### DATA SUPPLIED
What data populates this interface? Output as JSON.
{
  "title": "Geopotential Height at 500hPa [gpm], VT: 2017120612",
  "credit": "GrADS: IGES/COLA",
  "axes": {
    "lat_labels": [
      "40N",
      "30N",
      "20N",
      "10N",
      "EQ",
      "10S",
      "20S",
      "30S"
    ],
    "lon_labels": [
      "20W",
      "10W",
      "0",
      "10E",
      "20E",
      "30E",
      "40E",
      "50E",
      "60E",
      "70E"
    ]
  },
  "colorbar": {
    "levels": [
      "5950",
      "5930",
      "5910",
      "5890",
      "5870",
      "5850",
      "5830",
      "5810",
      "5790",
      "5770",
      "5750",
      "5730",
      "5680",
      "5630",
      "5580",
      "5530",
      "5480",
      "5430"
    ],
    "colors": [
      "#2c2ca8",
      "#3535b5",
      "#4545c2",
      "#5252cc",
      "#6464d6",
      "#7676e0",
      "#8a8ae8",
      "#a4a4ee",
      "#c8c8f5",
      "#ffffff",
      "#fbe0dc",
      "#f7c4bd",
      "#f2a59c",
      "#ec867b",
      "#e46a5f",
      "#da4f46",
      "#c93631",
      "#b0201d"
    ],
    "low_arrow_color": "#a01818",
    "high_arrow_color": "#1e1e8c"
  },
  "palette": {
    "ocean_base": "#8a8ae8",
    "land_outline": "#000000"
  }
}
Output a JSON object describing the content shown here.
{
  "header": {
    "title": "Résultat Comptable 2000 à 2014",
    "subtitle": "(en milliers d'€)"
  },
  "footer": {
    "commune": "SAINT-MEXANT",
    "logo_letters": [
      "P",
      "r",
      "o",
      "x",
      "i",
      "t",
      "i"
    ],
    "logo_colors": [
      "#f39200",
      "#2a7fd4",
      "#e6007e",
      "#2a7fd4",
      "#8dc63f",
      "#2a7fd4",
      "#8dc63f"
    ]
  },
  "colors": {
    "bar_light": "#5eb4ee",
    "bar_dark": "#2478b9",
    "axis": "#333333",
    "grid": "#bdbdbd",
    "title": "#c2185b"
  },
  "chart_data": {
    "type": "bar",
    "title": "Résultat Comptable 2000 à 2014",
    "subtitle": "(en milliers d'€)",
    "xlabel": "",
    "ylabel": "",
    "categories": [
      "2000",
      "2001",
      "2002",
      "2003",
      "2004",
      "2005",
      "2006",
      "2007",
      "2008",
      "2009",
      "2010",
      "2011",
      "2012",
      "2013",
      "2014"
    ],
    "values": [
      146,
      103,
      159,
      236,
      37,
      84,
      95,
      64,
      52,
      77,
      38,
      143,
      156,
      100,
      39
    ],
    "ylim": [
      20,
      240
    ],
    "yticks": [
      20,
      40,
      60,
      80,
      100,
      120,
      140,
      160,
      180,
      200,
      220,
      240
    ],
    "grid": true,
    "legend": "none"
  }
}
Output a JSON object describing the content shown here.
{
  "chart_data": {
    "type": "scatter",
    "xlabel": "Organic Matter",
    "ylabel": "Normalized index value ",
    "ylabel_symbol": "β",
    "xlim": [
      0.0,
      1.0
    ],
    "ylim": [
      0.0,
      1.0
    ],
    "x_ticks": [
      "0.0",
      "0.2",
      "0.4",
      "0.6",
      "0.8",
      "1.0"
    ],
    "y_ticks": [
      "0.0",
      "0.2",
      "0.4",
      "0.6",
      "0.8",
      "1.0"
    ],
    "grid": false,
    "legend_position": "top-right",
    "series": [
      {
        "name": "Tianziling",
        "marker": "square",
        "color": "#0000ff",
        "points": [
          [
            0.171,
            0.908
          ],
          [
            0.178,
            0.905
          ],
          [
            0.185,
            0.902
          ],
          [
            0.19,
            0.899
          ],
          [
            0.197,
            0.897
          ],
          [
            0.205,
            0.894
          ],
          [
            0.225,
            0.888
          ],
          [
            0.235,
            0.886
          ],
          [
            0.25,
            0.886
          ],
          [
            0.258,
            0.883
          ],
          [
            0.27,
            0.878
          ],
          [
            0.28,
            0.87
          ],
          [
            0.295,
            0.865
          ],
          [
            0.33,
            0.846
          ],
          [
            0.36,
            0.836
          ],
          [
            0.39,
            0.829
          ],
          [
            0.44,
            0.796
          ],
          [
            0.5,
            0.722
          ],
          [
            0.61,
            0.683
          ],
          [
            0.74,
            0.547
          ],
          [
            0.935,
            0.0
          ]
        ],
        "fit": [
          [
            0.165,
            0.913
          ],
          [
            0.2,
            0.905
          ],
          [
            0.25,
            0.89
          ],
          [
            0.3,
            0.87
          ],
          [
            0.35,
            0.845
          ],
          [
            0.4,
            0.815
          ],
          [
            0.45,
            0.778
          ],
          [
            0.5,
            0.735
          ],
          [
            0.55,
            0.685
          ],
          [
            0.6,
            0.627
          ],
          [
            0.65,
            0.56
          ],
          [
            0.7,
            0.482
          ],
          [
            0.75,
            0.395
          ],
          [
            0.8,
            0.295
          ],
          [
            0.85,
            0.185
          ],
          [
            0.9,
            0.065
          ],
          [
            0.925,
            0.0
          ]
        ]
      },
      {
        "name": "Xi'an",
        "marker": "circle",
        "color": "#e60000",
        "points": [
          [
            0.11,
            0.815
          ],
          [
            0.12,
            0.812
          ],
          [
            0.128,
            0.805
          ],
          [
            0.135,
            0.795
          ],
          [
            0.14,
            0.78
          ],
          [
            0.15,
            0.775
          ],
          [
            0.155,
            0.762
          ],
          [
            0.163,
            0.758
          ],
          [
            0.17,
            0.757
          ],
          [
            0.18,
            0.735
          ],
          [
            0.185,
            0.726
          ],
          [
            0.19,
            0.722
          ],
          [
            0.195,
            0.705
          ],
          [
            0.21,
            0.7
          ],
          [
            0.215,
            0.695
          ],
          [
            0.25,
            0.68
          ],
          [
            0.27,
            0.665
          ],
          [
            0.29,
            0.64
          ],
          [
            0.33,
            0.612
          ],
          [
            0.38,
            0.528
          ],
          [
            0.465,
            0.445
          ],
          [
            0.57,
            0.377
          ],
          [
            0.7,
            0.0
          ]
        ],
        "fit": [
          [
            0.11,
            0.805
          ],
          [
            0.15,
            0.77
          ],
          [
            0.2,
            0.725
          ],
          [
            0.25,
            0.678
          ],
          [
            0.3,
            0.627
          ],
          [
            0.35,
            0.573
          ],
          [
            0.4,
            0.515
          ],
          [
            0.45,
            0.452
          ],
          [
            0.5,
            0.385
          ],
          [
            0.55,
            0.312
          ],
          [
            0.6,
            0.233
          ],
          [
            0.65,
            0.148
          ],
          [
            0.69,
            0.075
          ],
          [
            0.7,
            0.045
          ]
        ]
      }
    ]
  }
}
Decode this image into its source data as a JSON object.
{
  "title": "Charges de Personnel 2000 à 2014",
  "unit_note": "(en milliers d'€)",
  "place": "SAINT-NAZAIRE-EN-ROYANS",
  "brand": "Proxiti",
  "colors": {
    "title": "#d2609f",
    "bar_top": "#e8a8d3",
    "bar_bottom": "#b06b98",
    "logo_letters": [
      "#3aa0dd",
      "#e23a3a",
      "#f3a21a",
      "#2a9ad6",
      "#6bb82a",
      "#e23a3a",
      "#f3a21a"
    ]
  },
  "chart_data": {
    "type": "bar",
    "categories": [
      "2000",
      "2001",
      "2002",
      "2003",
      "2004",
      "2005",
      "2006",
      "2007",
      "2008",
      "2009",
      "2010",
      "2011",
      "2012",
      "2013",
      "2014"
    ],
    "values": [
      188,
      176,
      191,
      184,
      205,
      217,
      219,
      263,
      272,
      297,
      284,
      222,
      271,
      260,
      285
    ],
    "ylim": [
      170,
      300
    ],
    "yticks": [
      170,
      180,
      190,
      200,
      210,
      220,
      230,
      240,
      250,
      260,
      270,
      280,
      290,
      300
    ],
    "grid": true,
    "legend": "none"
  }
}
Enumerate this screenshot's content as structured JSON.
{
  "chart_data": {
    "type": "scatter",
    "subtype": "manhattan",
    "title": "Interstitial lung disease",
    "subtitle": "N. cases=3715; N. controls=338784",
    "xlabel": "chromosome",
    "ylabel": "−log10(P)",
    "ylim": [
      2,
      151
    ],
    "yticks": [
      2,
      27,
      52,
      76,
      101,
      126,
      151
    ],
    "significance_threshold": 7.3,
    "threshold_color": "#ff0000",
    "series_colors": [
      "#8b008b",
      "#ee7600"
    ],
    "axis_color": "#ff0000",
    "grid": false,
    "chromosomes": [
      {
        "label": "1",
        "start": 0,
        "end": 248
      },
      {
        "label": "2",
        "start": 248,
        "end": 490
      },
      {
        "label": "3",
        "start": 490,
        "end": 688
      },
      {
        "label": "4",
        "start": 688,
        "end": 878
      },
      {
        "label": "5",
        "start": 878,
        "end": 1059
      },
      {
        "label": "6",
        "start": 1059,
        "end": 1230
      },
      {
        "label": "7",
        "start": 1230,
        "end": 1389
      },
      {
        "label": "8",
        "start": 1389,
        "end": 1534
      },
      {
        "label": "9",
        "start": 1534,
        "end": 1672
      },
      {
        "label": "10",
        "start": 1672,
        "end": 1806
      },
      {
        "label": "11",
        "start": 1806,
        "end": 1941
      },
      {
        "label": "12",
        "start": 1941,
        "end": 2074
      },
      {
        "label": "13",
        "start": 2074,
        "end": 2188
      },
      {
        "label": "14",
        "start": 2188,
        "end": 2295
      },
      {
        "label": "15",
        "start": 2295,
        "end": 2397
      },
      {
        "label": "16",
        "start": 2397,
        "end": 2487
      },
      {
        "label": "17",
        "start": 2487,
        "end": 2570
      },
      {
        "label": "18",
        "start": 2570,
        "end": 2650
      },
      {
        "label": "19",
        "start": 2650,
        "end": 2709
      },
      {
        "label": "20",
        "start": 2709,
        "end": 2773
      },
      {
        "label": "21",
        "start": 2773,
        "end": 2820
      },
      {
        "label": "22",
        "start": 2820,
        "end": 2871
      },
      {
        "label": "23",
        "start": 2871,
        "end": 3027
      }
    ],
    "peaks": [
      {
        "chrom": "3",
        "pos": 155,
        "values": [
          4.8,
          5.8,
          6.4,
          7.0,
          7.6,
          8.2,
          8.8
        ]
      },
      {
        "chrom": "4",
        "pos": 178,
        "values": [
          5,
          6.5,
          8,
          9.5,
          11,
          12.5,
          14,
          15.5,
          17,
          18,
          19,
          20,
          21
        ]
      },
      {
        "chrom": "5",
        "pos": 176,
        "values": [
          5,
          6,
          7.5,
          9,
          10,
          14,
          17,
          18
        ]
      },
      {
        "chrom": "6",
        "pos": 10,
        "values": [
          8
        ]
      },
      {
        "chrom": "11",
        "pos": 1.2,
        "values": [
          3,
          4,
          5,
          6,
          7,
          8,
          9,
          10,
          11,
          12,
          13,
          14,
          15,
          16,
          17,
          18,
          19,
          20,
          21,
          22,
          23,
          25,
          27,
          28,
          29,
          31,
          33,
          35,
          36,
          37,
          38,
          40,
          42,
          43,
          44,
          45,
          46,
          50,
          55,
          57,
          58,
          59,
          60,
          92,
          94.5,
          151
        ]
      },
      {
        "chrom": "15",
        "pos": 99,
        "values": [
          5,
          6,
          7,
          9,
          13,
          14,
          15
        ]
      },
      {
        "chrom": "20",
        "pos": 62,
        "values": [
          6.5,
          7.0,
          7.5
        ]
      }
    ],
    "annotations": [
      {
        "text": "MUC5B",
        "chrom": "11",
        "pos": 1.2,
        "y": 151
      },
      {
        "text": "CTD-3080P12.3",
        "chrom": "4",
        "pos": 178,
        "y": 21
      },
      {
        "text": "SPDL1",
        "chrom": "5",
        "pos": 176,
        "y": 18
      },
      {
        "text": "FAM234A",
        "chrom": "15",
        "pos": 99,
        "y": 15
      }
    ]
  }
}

### WHAT TO DO
Determine how many lines of the material include the string "milliers". Output only that count.

### EXERCISE ANSWER
3